#### Material for the task
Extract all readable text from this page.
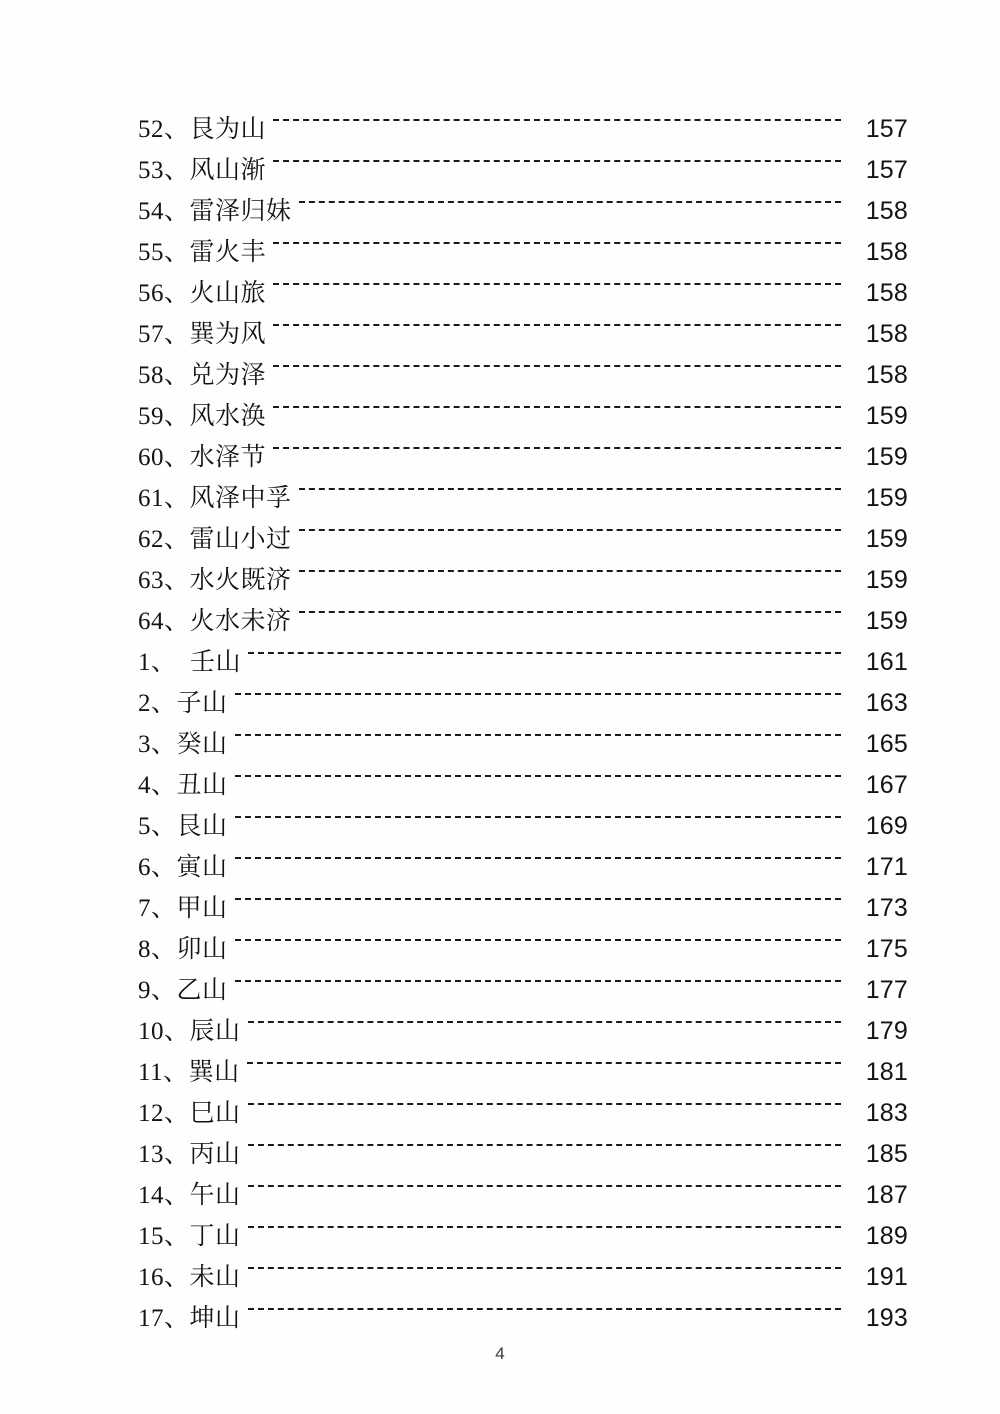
52、艮为山	157
53、风山渐	157
54、雷泽归妹	158
55、雷火丰	158
56、火山旅	158
57、巽为风	158
58、兑为泽	158
59、风水涣	159
60、水泽节	159
61、风泽中孚	159
62、雷山小过	159
63、水火既济	159
64、火水未济	159
1、  壬山	161
2、子山	163
3、癸山	165
4、丑山	167
5、艮山	169
6、寅山	171
7、甲山	173
8、卯山	175
9、乙山	177
10、辰山	179
11、巽山	181
12、巳山	183
13、丙山	185
14、午山	187
15、丁山	189
16、未山	191
17、坤山	193
4
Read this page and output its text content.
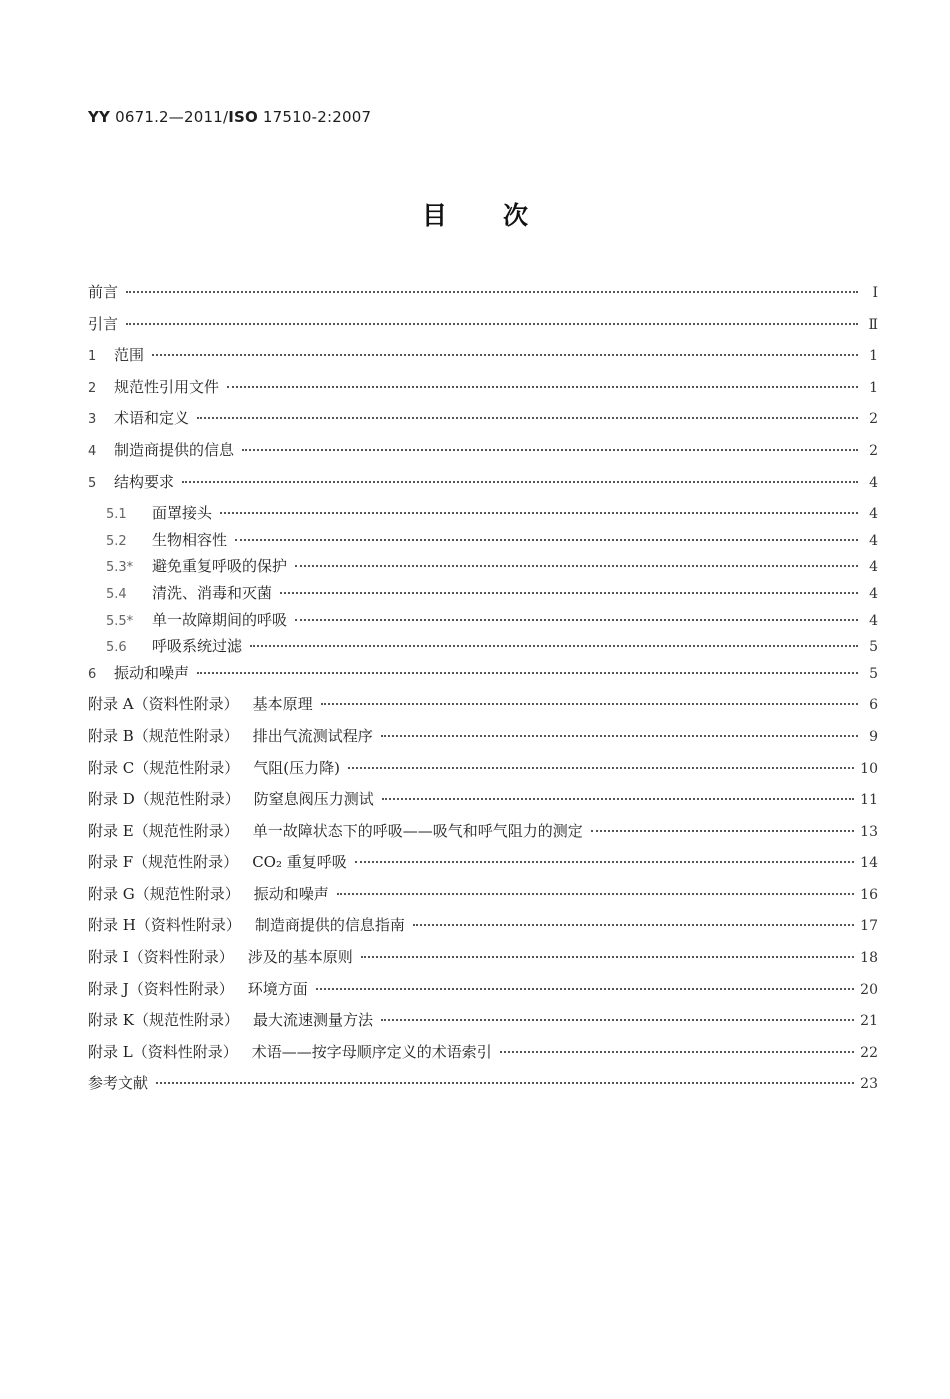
YY 0671.2—2011/ISO 17510-2:2007
目次
前言	Ⅰ
引言	Ⅱ
1	范围	1
2	规范性引用文件	1
3	术语和定义	2
4	制造商提供的信息	2
5	结构要求	4
5.1	面罩接头	4
5.2	生物相容性	4
5.3*	避免重复呼吸的保护	4
5.4	清洗、消毒和灭菌	4
5.5*	单一故障期间的呼吸	4
5.6	呼吸系统过滤	5
6	振动和噪声	5
附录 A（资料性附录） 基本原理	6
附录 B（规范性附录） 排出气流测试程序	9
附录 C（规范性附录） 气阻(压力降)	10
附录 D（规范性附录） 防窒息阀压力测试	11
附录 E（规范性附录） 单一故障状态下的呼吸——吸气和呼气阻力的测定	13
附录 F（规范性附录） CO₂ 重复呼吸	14
附录 G（规范性附录） 振动和噪声	16
附录 H（资料性附录） 制造商提供的信息指南	17
附录 I（资料性附录） 涉及的基本原则	18
附录 J（资料性附录） 环境方面	20
附录 K（规范性附录） 最大流速测量方法	21
附录 L（资料性附录） 术语——按字母顺序定义的术语索引	22
参考文献	23
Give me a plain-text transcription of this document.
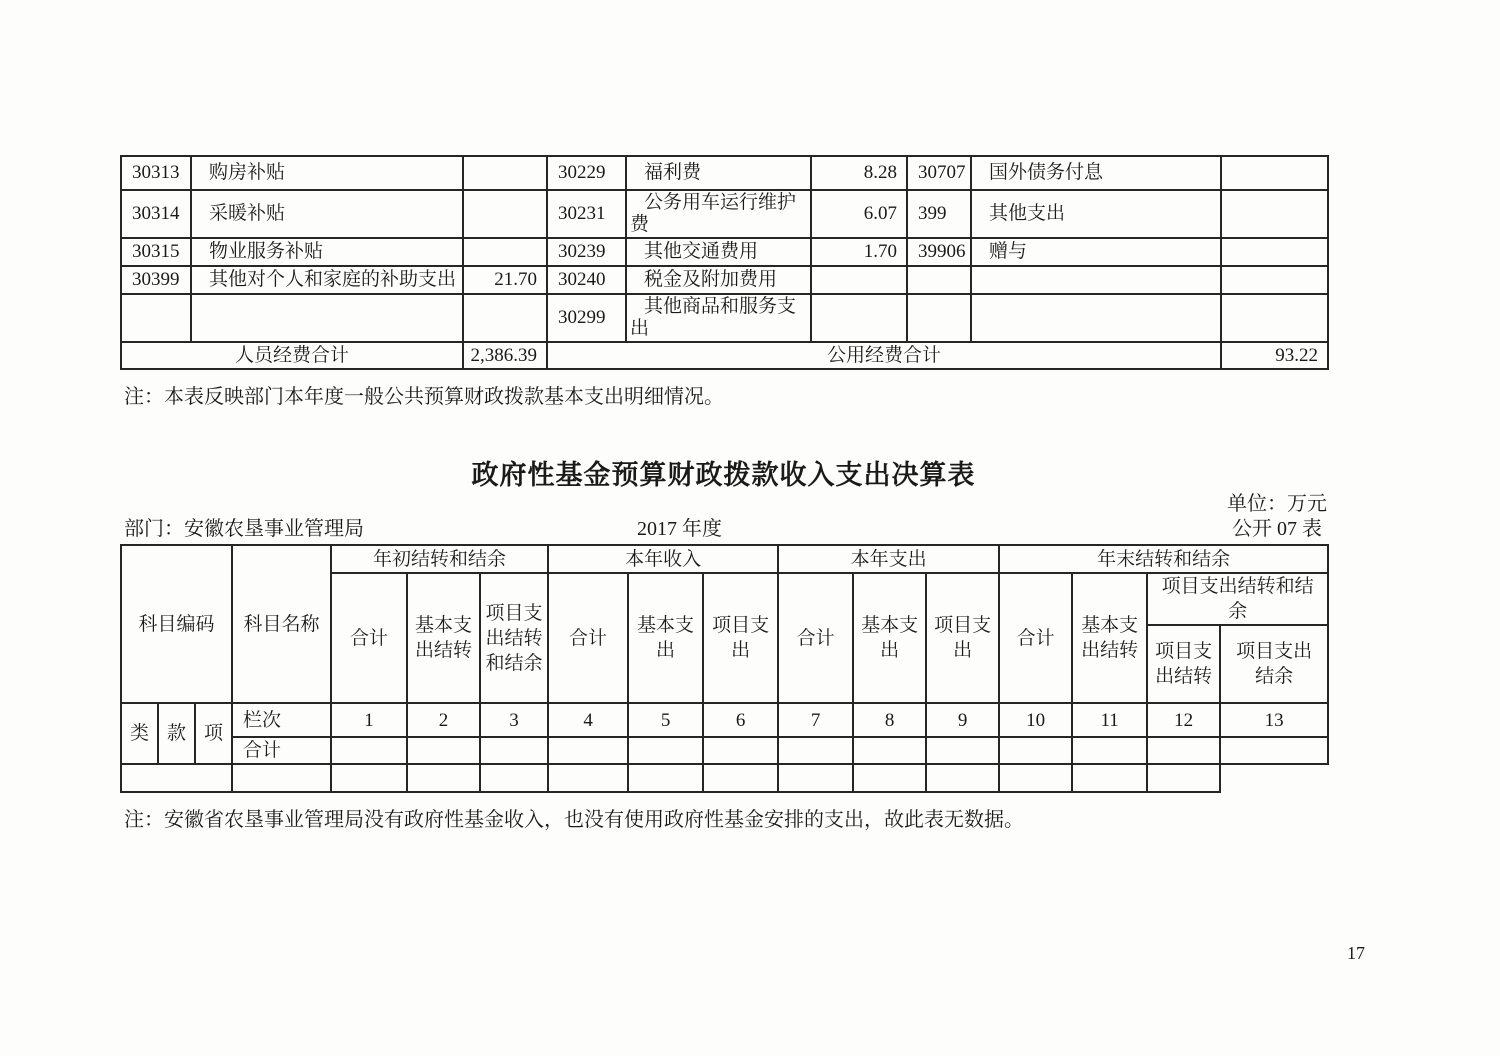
30313	购房补贴		30229	福利费	8.28	30707	国外债务付息	
30314	采暖补贴		30231	公务用车运行维护费	6.07	399	其他支出	
30315	物业服务补贴		30239	其他交通费用	1.70	39906	赠与	
30399	其他对个人和家庭的补助支出	21.70	30240	税金及附加费用				
			30299	其他商品和服务支出				
人员经费合计		2,386.39	公用经费合计					93.22
注：本表反映部门本年度一般公共预算财政拨款基本支出明细情况。
政府性基金预算财政拨款收入支出决算表
单位：万元
公开 07 表
部门：安徽农垦事业管理局	2017 年度
科目编码			科目名称	年初结转和结余			本年收入			本年支出			年末结转和结余			
				合计	基本支出结转	项目支出结转和结余	合计	基本支出	项目支出	合计	基本支出	项目支出	合计	基本支出结转	项目支出结转和结余	
															项目支出结转	项目支出结余
类	款	项	栏次	1	2	3	4	5	6	7	8	9	10	11	12	13
			合计													

注：安徽省农垦事业管理局没有政府性基金收入，也没有使用政府性基金安排的支出，故此表无数据。
17
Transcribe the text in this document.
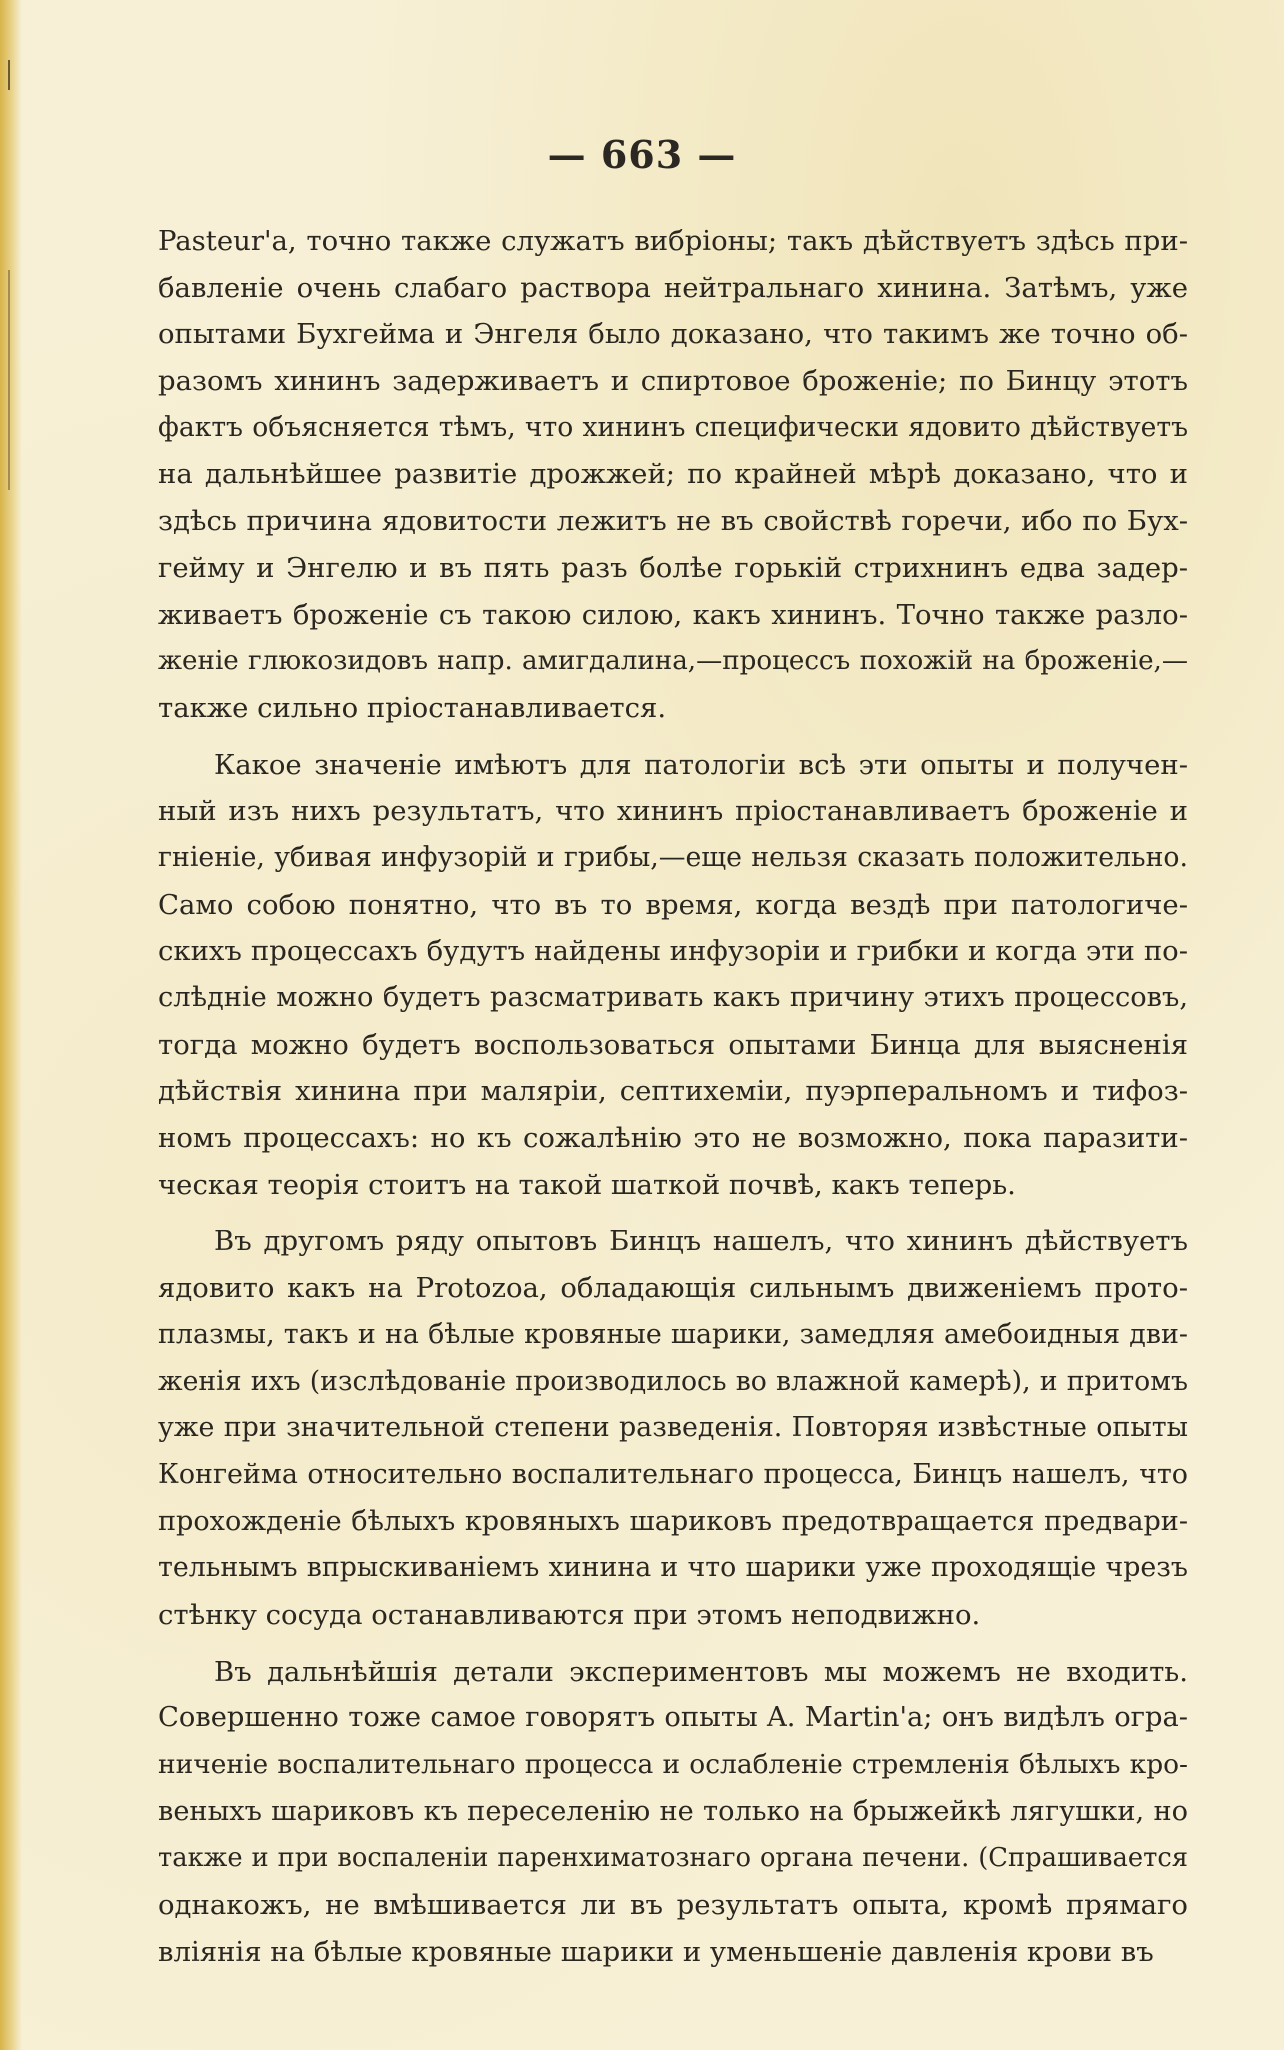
— 663 —
Pasteur'a, точно также служатъ вибріоны; такъ дѣйствуетъ здѣсь при-
бавленіе очень слабаго раствора нейтральнаго хинина. Затѣмъ, уже
опытами Бухгейма и Энгеля было доказано, что такимъ же точно об-
разомъ хининъ задерживаетъ и спиртовое броженіе; по Бинцу этотъ
фактъ объясняется тѣмъ, что хининъ специфически ядовито дѣйствуетъ
на дальнѣйшее развитіе дрожжей; по крайней мѣрѣ доказано, что и
здѣсь причина ядовитости лежитъ не въ свойствѣ горечи, ибо по Бух-
гейму и Энгелю и въ пять разъ болѣе горькій стрихнинъ едва задер-
живаетъ броженіе съ такою силою, какъ хининъ. Точно также разло-
женіе глюкозидовъ напр. амигдалина,—процессъ похожій на броженіе,—
также сильно пріостанавливается.
Какое значеніе имѣютъ для патологіи всѣ эти опыты и получен-
ный изъ нихъ результатъ, что хининъ пріостанавливаетъ броженіе и
гніеніе, убивая инфузорій и грибы,—еще нельзя сказать положительно.
Само собою понятно, что въ то время, когда вездѣ при патологиче-
скихъ процессахъ будутъ найдены инфузоріи и грибки и когда эти по-
слѣдніе можно будетъ разсматривать какъ причину этихъ процессовъ,
тогда можно будетъ воспользоваться опытами Бинца для выясненія
дѣйствія хинина при маляріи, септихеміи, пуэрперальномъ и тифоз-
номъ процессахъ: но къ сожалѣнію это не возможно, пока паразити-
ческая теорія стоитъ на такой шаткой почвѣ, какъ теперь.
Въ другомъ ряду опытовъ Бинцъ нашелъ, что хининъ дѣйствуетъ
ядовито какъ на Protozoa, обладающія сильнымъ движеніемъ прото-
плазмы, такъ и на бѣлые кровяные шарики, замедляя амебоидныя дви-
женія ихъ (изслѣдованіе производилось во влажной камерѣ), и притомъ
уже при значительной степени разведенія. Повторяя извѣстные опыты
Конгейма относительно воспалительнаго процесса, Бинцъ нашелъ, что
прохожденіе бѣлыхъ кровяныхъ шариковъ предотвращается предвари-
тельнымъ впрыскиваніемъ хинина и что шарики уже проходящіе чрезъ
стѣнку сосуда останавливаются при этомъ неподвижно.
Въ дальнѣйшія детали экспериментовъ мы можемъ не входить.
Совершенно тоже самое говорятъ опыты A. Martin'a; онъ видѣлъ огра-
ниченіе воспалительнаго процесса и ослабленіе стремленія бѣлыхъ кро-
веныхъ шариковъ къ переселенію не только на брыжейкѣ лягушки, но
также и при воспаленіи паренхиматознаго органа печени. (Спрашивается
однакожъ, не вмѣшивается ли въ результатъ опыта, кромѣ прямаго
вліянія на бѣлые кровяные шарики и уменьшеніе давленія крови въ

#### Challenge
Copy each line above that contains the string "какъ".

#### Exercise solution
живаетъ броженіе съ такою силою, какъ хининъ. Точно также разло-
слѣдніе можно будетъ разсматривать какъ причину этихъ процессовъ,
ческая теорія стоитъ на такой шаткой почвѣ, какъ теперь.
ядовито какъ на Protozoa, обладающія сильнымъ движеніемъ прото-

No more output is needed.